Can you recast every line of the listing below as a Markdown table with two columns, Row for the row number and Text for the line, leaving out blank lines?

* start *

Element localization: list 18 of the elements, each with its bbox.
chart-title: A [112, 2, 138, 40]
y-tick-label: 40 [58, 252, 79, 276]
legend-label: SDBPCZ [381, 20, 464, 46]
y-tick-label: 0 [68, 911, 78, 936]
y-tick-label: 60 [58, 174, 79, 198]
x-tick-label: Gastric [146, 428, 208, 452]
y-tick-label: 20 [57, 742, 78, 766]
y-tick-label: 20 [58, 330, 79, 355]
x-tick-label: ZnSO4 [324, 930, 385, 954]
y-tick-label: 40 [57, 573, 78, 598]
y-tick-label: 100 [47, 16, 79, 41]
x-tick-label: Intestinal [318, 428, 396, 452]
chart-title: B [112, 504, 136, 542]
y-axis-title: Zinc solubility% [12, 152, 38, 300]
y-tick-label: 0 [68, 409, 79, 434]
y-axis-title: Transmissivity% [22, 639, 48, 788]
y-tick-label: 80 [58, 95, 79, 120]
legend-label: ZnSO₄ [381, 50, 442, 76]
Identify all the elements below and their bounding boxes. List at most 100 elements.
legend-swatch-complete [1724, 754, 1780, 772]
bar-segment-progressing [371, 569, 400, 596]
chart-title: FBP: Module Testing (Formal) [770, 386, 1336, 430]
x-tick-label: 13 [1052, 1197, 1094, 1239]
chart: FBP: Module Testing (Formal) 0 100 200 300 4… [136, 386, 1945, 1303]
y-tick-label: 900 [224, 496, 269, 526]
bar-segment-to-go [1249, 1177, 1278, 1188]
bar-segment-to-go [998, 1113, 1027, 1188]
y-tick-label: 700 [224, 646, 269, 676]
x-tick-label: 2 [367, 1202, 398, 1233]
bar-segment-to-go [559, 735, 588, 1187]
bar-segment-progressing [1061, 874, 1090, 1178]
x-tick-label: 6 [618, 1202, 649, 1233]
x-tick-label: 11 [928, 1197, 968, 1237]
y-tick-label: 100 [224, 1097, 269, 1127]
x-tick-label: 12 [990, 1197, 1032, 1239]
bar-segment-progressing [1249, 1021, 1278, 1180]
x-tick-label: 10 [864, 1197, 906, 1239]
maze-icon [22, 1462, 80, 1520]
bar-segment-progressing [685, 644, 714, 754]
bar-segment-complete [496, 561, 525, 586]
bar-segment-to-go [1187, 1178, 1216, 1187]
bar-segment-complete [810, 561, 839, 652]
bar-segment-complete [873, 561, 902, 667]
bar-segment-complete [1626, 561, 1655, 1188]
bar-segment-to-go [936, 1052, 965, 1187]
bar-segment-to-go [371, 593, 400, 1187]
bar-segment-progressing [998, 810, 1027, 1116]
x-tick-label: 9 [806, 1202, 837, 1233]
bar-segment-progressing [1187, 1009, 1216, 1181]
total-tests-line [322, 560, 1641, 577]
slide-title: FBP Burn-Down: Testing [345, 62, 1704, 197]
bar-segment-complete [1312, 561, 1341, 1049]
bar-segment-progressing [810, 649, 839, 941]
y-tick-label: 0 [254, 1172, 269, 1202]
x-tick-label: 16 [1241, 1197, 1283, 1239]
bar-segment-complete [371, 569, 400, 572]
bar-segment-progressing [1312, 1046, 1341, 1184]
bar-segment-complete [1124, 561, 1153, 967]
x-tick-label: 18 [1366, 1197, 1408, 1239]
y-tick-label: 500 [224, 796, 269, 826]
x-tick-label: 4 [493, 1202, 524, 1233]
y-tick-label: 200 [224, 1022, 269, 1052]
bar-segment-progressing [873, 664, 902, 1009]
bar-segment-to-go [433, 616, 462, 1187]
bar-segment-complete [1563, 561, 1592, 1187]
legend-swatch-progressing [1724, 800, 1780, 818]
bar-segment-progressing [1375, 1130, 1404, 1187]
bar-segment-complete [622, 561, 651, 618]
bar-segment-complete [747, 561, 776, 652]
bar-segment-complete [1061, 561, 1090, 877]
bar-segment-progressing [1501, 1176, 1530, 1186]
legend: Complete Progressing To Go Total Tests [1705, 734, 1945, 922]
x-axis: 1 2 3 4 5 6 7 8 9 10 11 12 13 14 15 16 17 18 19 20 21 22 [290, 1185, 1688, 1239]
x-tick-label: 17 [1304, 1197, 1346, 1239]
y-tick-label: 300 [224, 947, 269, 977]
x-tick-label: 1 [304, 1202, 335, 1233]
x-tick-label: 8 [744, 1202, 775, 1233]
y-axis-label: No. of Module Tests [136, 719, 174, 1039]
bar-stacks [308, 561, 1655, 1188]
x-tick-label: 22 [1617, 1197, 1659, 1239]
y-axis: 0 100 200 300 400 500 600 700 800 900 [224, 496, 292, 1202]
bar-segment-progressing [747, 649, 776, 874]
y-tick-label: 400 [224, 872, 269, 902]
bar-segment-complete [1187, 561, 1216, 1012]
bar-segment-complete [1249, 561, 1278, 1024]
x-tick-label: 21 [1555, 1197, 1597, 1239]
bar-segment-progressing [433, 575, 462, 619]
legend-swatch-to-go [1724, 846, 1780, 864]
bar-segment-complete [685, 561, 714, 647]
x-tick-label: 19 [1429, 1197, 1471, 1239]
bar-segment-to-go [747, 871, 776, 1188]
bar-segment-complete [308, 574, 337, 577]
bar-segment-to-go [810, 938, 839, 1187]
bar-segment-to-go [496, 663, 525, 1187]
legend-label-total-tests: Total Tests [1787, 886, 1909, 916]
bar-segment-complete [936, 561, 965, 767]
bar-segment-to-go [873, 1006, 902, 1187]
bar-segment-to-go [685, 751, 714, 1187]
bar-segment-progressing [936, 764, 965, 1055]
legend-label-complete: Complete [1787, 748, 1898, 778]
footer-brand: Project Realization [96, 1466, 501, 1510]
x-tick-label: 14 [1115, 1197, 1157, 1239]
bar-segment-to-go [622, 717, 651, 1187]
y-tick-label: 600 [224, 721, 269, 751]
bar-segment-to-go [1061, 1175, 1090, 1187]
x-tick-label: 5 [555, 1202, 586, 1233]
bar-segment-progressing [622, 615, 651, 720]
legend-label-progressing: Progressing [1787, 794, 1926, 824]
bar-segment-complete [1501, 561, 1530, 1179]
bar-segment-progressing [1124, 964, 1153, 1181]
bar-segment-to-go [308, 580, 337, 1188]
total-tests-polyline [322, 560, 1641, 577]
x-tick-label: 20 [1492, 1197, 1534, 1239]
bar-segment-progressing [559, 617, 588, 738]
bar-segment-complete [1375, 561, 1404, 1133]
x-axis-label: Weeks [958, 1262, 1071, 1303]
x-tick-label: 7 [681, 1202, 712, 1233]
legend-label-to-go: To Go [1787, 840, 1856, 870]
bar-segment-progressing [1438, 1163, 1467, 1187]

* end *

--- Task output ---
| Row | Text |
|---|---|
| 1 | Element localization: list 18 of the elements, each with its bbox. |
| 2 | chart-title: A [112, 2, 138, 40] |
| 3 | y-tick-label: 40 [58, 252, 79, 276] |
| 4 | legend-label: SDBPCZ [381, 20, 464, 46] |
| 5 | y-tick-label: 0 [68, 911, 78, 936] |
| 6 | y-tick-label: 60 [58, 174, 79, 198] |
| 7 | x-tick-label: Gastric [146, 428, 208, 452] |
| 8 | y-tick-label: 20 [57, 742, 78, 766] |
| 9 | y-tick-label: 20 [58, 330, 79, 355] |
| 10 | x-tick-label: ZnSO4 [324, 930, 385, 954] |
| 11 | y-tick-label: 40 [57, 573, 78, 598] |
| 12 | y-tick-label: 100 [47, 16, 79, 41] |
| 13 | x-tick-label: Intestinal [318, 428, 396, 452] |
| 14 | chart-title: B [112, 504, 136, 542] |
| 15 | y-axis-title: Zinc solubility% [12, 152, 38, 300] |
| 16 | y-tick-label: 0 [68, 409, 79, 434] |
| 17 | y-axis-title: Transmissivity% [22, 639, 48, 788] |
| 18 | y-tick-label: 80 [58, 95, 79, 120] |
| 19 | legend-label: ZnSO₄ [381, 50, 442, 76] |
| 20 | Identify all the elements below and their bounding boxes. List at most 100 elements. |
| 21 | legend-swatch-complete [1724, 754, 1780, 772] |
| 22 | bar-segment-progressing [371, 569, 400, 596] |
| 23 | chart-title: FBP: Module Testing (Formal) [770, 386, 1336, 430] |
| 24 | x-tick-label: 13 [1052, 1197, 1094, 1239] |
| 25 | chart: FBP: Module Testing (Formal) 0 100 200 300 4… [136, 386, 1945, 1303] |
| 26 | y-tick-label: 900 [224, 496, 269, 526] |
| 27 | bar-segment-to-go [1249, 1177, 1278, 1188] |
| 28 | bar-segment-to-go [998, 1113, 1027, 1188] |
| 29 | y-tick-label: 700 [224, 646, 269, 676] |
| 30 | x-tick-label: 2 [367, 1202, 398, 1233] |
| 31 | bar-segment-to-go [559, 735, 588, 1187] |
| 32 | bar-segment-progressing [1061, 874, 1090, 1178] |
| 33 | x-tick-label: 6 [618, 1202, 649, 1233] |
| 34 | x-tick-label: 11 [928, 1197, 968, 1237] |
| 35 | y-tick-label: 100 [224, 1097, 269, 1127] |
| 36 | x-tick-label: 12 [990, 1197, 1032, 1239] |
| 37 | bar-segment-progressing [1249, 1021, 1278, 1180] |
| 38 | x-tick-label: 10 [864, 1197, 906, 1239] |
| 39 | maze-icon [22, 1462, 80, 1520] |
| 40 | bar-segment-progressing [685, 644, 714, 754] |
| 41 | bar-segment-complete [496, 561, 525, 586] |
| 42 | bar-segment-to-go [1187, 1178, 1216, 1187] |
| 43 | bar-segment-complete [810, 561, 839, 652] |
| 44 | bar-segment-complete [873, 561, 902, 667] |
| 45 | bar-segment-complete [1626, 561, 1655, 1188] |
| 46 | bar-segment-to-go [936, 1052, 965, 1187] |
| 47 | bar-segment-to-go [371, 593, 400, 1187] |
| 48 | bar-segment-progressing [998, 810, 1027, 1116] |
| 49 | x-tick-label: 9 [806, 1202, 837, 1233] |
| 50 | bar-segment-progressing [1187, 1009, 1216, 1181] |
| 51 | total-tests-line [322, 560, 1641, 577] |
| 52 | slide-title: FBP Burn-Down: Testing [345, 62, 1704, 197] |
| 53 | bar-segment-complete [1312, 561, 1341, 1049] |
| 54 | bar-segment-progressing [810, 649, 839, 941] |
| 55 | y-tick-label: 0 [254, 1172, 269, 1202] |
| 56 | x-tick-label: 16 [1241, 1197, 1283, 1239] |
| 57 | bar-segment-complete [371, 569, 400, 572] |
| 58 | bar-segment-progressing [1312, 1046, 1341, 1184] |
| 59 | bar-segment-complete [1124, 561, 1153, 967] |
| 60 | x-tick-label: 18 [1366, 1197, 1408, 1239] |
| 61 | y-tick-label: 500 [224, 796, 269, 826] |
| 62 | x-tick-label: 4 [493, 1202, 524, 1233] |
| 63 | y-tick-label: 200 [224, 1022, 269, 1052] |
| 64 | bar-segment-progressing [873, 664, 902, 1009] |
| 65 | bar-segment-to-go [433, 616, 462, 1187] |
| 66 | bar-segment-complete [1563, 561, 1592, 1187] |
| 67 | legend-swatch-progressing [1724, 800, 1780, 818] |
| 68 | bar-segment-progressing [1375, 1130, 1404, 1187] |
| 69 | bar-segment-complete [622, 561, 651, 618] |
| 70 | bar-segment-complete [747, 561, 776, 652] |
| 71 | bar-segment-complete [1061, 561, 1090, 877] |
| 72 | bar-segment-progressing [1501, 1176, 1530, 1186] |
| 73 | legend: Complete Progressing To Go Total Tests [1705, 734, 1945, 922] |
| 74 | x-axis: 1 2 3 4 5 6 7 8 9 10 11 12 13 14 15 16 17 18 19 20 21 22 [290, 1185, 1688, 1239] |
| 75 | x-tick-label: 17 [1304, 1197, 1346, 1239] |
| 76 | y-tick-label: 300 [224, 947, 269, 977] |
| 77 | x-tick-label: 1 [304, 1202, 335, 1233] |
| 78 | x-tick-label: 8 [744, 1202, 775, 1233] |
| 79 | y-axis-label: No. of Module Tests [136, 719, 174, 1039] |
| 80 | bar-stacks [308, 561, 1655, 1188] |
| 81 | x-tick-label: 22 [1617, 1197, 1659, 1239] |
| 82 | y-axis: 0 100 200 300 400 500 600 700 800 900 [224, 496, 292, 1202] |
| 83 | bar-segment-progressing [747, 649, 776, 874] |
| 84 | y-tick-label: 400 [224, 872, 269, 902] |
| 85 | bar-segment-complete [1187, 561, 1216, 1012] |
| 86 | bar-segment-complete [1249, 561, 1278, 1024] |
| 87 | x-tick-label: 21 [1555, 1197, 1597, 1239] |
| 88 | bar-segment-progressing [433, 575, 462, 619] |
| 89 | legend-swatch-to-go [1724, 846, 1780, 864] |
| 90 | bar-segment-complete [685, 561, 714, 647] |
| 91 | x-tick-label: 19 [1429, 1197, 1471, 1239] |
| 92 | bar-segment-to-go [747, 871, 776, 1188] |
| 93 | bar-segment-complete [308, 574, 337, 577] |
| 94 | bar-segment-to-go [810, 938, 839, 1187] |
| 95 | bar-segment-to-go [496, 663, 525, 1187] |
| 96 | legend-label-total-tests: Total Tests [1787, 886, 1909, 916] |
| 97 | bar-segment-complete [936, 561, 965, 767] |
| 98 | bar-segment-to-go [873, 1006, 902, 1187] |
| 99 | bar-segment-to-go [685, 751, 714, 1187] |
| 100 | bar-segment-progressing [936, 764, 965, 1055] |
| 101 | legend-label-complete: Complete [1787, 748, 1898, 778] |
| 102 | footer-brand: Project Realization [96, 1466, 501, 1510] |
| 103 | x-tick-label: 14 [1115, 1197, 1157, 1239] |
| 104 | bar-segment-to-go [622, 717, 651, 1187] |
| 105 | y-tick-label: 600 [224, 721, 269, 751] |
| 106 | bar-segment-to-go [1061, 1175, 1090, 1187] |
| 107 | x-tick-label: 5 [555, 1202, 586, 1233] |
| 108 | bar-segment-progressing [622, 615, 651, 720] |
| 109 | legend-label-progressing: Progressing [1787, 794, 1926, 824] |
| 110 | bar-segment-complete [1501, 561, 1530, 1179] |
| 111 | bar-segment-progressing [1124, 964, 1153, 1181] |
| 112 | bar-segment-to-go [308, 580, 337, 1188] |
| 113 | total-tests-polyline [322, 560, 1641, 577] |
| 114 | x-tick-label: 20 [1492, 1197, 1534, 1239] |
| 115 | bar-segment-progressing [559, 617, 588, 738] |
| 116 | bar-segment-complete [1375, 561, 1404, 1133] |
| 117 | x-axis-label: Weeks [958, 1262, 1071, 1303] |
| 118 | x-tick-label: 7 [681, 1202, 712, 1233] |
| 119 | legend-label-to-go: To Go [1787, 840, 1856, 870] |
| 120 | bar-segment-progressing [1438, 1163, 1467, 1187] |